Return the following records unchanged, starting with the line that contains "candle-body (1011, 321, 1022, 355)" and going on through the line that contains "volume-bar (970, 550, 989, 552)", including both of those lines.

>> Begin Record extracts

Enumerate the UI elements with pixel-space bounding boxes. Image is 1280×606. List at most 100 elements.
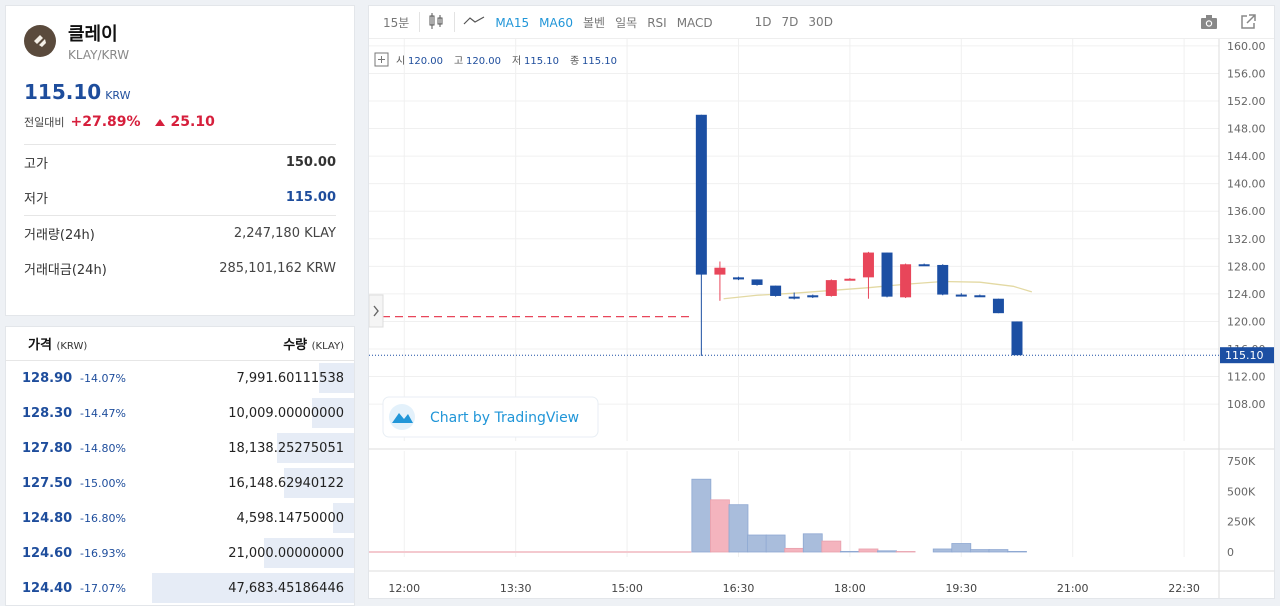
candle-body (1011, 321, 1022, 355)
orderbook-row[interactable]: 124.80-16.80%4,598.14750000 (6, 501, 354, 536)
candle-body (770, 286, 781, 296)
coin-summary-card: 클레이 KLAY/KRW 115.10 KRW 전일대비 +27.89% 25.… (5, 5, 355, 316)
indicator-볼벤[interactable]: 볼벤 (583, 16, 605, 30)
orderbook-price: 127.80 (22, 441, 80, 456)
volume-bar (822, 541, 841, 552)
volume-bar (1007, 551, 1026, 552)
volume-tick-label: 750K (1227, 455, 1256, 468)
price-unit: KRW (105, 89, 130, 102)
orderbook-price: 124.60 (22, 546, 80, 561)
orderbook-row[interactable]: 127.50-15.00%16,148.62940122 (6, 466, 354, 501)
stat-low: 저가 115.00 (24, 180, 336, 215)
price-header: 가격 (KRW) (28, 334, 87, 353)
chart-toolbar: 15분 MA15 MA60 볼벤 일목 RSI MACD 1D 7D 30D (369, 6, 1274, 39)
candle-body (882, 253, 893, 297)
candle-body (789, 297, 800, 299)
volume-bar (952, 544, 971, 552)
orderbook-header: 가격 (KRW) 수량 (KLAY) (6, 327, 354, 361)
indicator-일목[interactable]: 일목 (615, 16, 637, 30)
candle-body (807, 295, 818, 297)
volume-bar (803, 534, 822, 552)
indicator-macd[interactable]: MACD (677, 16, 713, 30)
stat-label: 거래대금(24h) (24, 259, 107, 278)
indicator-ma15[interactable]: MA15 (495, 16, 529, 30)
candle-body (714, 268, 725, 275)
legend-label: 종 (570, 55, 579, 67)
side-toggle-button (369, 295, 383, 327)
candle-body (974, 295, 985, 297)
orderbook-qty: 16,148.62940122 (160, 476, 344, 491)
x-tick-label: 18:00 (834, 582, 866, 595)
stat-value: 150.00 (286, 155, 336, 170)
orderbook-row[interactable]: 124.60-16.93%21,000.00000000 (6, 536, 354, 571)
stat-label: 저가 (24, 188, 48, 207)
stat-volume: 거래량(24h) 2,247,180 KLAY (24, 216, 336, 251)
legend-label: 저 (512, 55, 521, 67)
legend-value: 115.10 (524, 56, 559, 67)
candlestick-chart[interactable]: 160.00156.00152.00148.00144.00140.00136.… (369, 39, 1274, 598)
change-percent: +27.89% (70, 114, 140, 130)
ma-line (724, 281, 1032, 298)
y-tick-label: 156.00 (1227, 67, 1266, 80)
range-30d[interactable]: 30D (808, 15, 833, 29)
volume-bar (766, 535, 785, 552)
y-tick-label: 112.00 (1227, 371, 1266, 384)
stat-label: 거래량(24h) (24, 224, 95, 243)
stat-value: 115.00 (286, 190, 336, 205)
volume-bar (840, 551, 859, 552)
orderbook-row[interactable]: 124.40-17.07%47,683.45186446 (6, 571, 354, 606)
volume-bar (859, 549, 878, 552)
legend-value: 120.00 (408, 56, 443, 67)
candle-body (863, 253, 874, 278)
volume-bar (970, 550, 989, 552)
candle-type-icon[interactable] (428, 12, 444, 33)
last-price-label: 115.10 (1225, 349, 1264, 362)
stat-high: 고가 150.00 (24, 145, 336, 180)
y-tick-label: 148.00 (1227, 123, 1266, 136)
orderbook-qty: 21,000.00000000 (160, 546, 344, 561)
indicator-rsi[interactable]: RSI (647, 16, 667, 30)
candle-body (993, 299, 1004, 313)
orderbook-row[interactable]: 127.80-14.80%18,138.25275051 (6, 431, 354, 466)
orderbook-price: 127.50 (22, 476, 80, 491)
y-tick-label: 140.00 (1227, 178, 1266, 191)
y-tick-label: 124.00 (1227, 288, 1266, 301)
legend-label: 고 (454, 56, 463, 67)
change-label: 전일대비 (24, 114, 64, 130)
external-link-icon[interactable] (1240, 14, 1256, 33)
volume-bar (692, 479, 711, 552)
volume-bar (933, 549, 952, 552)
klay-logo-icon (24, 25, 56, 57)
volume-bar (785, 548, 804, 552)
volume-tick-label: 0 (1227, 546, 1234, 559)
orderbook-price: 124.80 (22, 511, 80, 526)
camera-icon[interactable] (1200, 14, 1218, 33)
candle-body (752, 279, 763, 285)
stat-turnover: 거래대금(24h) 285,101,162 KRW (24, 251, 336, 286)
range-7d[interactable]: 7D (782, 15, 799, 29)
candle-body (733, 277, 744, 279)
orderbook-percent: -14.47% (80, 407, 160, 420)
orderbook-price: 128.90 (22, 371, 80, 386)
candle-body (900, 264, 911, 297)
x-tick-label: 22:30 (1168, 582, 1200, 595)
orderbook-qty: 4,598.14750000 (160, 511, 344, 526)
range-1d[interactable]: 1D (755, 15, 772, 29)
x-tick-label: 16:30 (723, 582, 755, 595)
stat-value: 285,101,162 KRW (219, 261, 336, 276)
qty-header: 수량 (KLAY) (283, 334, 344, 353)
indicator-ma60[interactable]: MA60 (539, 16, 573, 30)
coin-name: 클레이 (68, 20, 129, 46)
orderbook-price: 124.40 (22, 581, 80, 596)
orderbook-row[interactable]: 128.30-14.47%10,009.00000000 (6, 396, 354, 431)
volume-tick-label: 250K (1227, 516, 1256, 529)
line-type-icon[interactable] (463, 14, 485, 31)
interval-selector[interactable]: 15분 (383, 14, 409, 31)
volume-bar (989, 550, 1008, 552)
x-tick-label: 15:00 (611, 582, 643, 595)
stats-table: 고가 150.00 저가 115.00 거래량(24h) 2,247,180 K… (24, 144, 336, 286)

>> End Record extracts

The answer –
candle-body (1011, 321, 1022, 355)
orderbook-row[interactable]: 124.80-16.80%4,598.14750000 (6, 501, 354, 536)
candle-body (770, 286, 781, 296)
coin-summary-card: 클레이 KLAY/KRW 115.10 KRW 전일대비 +27.89% 25.… (5, 5, 355, 316)
indicator-볼벤[interactable]: 볼벤 (583, 16, 605, 30)
orderbook-price: 127.80 (22, 441, 80, 456)
volume-bar (822, 541, 841, 552)
volume-bar (1007, 551, 1026, 552)
volume-tick-label: 750K (1227, 455, 1256, 468)
price-unit: KRW (105, 89, 130, 102)
orderbook-price: 124.60 (22, 546, 80, 561)
orderbook-row[interactable]: 127.50-15.00%16,148.62940122 (6, 466, 354, 501)
stat-low: 저가 115.00 (24, 180, 336, 215)
price-header: 가격 (KRW) (28, 334, 87, 353)
chart-toolbar: 15분 MA15 MA60 볼벤 일목 RSI MACD 1D 7D 30D (369, 6, 1274, 39)
candle-body (882, 253, 893, 297)
candle-body (789, 297, 800, 299)
volume-bar (952, 544, 971, 552)
orderbook-header: 가격 (KRW) 수량 (KLAY) (6, 327, 354, 361)
indicator-일목[interactable]: 일목 (615, 16, 637, 30)
candle-body (807, 295, 818, 297)
volume-bar (803, 534, 822, 552)
indicator-macd[interactable]: MACD (677, 16, 713, 30)
stat-label: 거래대금(24h) (24, 259, 107, 278)
indicator-ma15[interactable]: MA15 (495, 16, 529, 30)
candle-body (714, 268, 725, 275)
legend-label: 종 (570, 55, 579, 67)
side-toggle-button (369, 295, 383, 327)
candle-body (974, 295, 985, 297)
orderbook-qty: 16,148.62940122 (160, 476, 344, 491)
x-tick-label: 18:00 (834, 582, 866, 595)
stat-value: 150.00 (286, 155, 336, 170)
orderbook-row[interactable]: 124.60-16.93%21,000.00000000 (6, 536, 354, 571)
stat-label: 저가 (24, 188, 48, 207)
stat-volume: 거래량(24h) 2,247,180 KLAY (24, 216, 336, 251)
legend-label: 저 (512, 55, 521, 67)
legend-value: 115.10 (524, 56, 559, 67)
candlestick-chart[interactable]: 160.00156.00152.00148.00144.00140.00136.… (369, 39, 1274, 598)
change-percent: +27.89% (70, 114, 140, 130)
ma-line (724, 281, 1032, 298)
y-tick-label: 156.00 (1227, 67, 1266, 80)
range-30d[interactable]: 30D (808, 15, 833, 29)
volume-bar (766, 535, 785, 552)
y-tick-label: 112.00 (1227, 371, 1266, 384)
stat-label: 거래량(24h) (24, 224, 95, 243)
stat-value: 115.00 (286, 190, 336, 205)
volume-bar (840, 551, 859, 552)
orderbook-row[interactable]: 124.40-17.07%47,683.45186446 (6, 571, 354, 606)
volume-bar (859, 549, 878, 552)
legend-value: 120.00 (408, 56, 443, 67)
candle-body (863, 253, 874, 278)
volume-bar (970, 550, 989, 552)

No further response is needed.